EXERCISE DESCRIPTION.
Lift out all lines below that contain "Luminal".

DATA FOR THIS TASK.
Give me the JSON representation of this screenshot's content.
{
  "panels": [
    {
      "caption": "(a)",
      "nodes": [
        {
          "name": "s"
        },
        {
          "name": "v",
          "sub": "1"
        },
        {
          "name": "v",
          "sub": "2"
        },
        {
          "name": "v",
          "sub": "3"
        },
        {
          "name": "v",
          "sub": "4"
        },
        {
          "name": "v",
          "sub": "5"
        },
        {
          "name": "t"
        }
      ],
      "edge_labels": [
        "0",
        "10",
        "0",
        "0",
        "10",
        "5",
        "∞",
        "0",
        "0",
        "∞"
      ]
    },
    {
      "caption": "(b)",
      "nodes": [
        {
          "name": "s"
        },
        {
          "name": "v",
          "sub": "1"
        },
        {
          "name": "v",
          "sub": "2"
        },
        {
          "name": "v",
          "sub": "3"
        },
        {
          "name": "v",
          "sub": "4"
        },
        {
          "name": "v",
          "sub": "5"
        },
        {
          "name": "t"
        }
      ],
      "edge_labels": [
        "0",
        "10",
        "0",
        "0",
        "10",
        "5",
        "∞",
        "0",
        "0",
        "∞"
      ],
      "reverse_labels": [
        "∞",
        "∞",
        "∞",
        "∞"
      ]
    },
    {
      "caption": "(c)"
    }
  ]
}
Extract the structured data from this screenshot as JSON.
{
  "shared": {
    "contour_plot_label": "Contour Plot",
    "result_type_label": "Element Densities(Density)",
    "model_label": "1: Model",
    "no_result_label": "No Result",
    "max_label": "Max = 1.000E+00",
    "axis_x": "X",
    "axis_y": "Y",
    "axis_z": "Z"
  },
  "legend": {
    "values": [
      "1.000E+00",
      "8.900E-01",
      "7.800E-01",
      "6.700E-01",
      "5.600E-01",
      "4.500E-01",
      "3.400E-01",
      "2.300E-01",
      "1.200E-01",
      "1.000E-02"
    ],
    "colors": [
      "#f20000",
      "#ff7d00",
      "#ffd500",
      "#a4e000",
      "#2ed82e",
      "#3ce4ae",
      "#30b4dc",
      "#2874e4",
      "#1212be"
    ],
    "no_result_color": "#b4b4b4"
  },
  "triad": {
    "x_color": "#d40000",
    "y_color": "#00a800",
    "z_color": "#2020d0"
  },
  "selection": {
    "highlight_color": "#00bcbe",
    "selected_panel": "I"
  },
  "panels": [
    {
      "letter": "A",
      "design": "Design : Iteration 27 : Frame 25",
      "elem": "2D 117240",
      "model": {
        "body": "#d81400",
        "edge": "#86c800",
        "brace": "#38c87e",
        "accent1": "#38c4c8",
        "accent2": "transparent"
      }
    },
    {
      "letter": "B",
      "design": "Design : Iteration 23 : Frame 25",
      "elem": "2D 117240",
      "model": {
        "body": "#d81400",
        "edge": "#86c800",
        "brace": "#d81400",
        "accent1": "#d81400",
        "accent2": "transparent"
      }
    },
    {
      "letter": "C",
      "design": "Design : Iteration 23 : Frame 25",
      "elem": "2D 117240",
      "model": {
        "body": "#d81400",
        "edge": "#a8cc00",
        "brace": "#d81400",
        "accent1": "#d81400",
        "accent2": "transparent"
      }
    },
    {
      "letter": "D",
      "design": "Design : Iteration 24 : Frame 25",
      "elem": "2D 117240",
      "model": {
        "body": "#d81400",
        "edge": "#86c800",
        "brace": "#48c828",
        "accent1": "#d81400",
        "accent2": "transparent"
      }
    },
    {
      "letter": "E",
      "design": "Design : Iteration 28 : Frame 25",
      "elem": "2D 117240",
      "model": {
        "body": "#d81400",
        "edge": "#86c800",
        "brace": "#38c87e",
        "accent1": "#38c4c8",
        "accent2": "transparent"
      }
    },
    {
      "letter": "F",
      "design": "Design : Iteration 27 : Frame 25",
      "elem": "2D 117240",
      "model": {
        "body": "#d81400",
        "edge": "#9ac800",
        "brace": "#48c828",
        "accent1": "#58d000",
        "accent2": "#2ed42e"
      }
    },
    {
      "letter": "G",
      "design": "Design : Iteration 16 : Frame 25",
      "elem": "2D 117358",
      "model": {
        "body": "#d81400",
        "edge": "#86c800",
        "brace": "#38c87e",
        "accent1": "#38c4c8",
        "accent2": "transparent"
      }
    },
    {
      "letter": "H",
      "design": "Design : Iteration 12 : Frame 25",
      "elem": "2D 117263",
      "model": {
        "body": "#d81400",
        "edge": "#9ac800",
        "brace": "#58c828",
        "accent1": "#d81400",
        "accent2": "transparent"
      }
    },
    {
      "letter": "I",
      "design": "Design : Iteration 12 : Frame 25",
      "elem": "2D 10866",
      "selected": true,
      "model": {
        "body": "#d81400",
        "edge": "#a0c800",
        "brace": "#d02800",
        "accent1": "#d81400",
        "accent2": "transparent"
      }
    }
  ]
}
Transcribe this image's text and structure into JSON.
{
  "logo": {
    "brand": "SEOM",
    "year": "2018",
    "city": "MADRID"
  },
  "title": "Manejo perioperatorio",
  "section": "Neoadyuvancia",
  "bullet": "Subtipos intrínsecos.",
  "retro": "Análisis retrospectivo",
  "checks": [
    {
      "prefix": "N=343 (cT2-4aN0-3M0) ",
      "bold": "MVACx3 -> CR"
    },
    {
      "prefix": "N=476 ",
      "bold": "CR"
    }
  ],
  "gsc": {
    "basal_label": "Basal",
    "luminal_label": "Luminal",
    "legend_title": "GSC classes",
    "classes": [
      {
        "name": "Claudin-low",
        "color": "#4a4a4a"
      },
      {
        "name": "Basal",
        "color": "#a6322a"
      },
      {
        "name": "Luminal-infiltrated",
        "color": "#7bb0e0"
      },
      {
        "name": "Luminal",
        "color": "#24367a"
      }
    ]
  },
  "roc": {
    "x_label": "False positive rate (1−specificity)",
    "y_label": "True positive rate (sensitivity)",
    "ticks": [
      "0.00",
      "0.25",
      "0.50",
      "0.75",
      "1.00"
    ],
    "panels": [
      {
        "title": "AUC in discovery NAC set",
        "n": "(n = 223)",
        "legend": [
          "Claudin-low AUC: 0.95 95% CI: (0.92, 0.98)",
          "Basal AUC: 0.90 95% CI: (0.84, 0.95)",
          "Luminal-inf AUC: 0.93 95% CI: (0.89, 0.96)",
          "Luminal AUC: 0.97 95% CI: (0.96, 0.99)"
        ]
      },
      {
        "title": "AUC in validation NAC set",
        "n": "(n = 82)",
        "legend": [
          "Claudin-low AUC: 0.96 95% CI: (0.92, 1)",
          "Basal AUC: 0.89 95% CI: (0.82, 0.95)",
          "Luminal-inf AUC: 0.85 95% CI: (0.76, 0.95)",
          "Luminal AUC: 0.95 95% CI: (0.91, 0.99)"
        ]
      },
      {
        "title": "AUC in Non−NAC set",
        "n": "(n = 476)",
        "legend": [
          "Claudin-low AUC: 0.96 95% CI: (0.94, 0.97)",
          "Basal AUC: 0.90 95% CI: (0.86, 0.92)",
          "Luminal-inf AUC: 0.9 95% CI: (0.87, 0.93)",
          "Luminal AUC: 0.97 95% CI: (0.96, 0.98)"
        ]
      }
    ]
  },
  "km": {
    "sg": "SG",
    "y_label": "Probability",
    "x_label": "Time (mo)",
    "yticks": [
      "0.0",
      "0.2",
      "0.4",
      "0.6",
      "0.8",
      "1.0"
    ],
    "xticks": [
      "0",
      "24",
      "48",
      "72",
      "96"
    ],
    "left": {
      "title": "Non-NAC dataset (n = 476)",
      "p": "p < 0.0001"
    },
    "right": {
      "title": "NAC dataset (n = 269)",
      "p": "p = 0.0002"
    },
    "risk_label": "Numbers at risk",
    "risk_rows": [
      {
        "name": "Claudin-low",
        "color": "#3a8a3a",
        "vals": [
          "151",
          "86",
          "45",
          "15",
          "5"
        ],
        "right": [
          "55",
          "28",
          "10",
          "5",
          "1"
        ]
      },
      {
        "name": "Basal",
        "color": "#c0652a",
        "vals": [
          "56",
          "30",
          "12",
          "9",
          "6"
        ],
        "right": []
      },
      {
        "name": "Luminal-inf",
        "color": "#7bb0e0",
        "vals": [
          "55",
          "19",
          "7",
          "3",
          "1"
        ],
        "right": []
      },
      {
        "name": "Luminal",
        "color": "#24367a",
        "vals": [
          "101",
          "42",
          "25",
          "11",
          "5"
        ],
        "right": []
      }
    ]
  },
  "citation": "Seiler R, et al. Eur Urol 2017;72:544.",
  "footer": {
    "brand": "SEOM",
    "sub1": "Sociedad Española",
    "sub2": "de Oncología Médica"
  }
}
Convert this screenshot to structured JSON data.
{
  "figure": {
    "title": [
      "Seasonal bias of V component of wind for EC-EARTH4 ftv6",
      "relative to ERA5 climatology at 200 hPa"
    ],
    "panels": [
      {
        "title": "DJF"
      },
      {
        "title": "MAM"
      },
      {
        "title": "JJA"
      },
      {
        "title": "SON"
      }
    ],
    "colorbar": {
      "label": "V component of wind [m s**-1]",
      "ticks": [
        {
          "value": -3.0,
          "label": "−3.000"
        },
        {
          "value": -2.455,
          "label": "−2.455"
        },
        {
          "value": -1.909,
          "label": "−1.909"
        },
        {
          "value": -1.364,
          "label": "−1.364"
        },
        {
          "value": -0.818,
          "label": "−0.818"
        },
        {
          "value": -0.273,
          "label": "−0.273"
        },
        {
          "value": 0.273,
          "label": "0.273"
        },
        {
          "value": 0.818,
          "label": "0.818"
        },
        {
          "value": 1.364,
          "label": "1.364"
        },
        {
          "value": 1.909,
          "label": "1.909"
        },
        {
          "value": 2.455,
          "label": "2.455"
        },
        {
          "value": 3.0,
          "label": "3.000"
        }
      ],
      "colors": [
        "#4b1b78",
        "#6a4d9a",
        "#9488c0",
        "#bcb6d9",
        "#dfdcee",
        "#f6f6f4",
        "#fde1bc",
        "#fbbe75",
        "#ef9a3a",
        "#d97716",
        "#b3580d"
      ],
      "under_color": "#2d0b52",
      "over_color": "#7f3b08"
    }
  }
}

EXERCISE SOLUTION.
    "luminal_label": "Luminal",
        "name": "Luminal-infiltrated",
        "name": "Luminal",
          "Luminal-inf AUC: 0.93 95% CI: (0.89, 0.96)",
          "Luminal AUC: 0.97 95% CI: (0.96, 0.99)"
          "Luminal-inf AUC: 0.85 95% CI: (0.76, 0.95)",
          "Luminal AUC: 0.95 95% CI: (0.91, 0.99)"
          "Luminal-inf AUC: 0.9 95% CI: (0.87, 0.93)",
          "Luminal AUC: 0.97 95% CI: (0.96, 0.98)"
        "name": "Luminal-inf",
        "name": "Luminal",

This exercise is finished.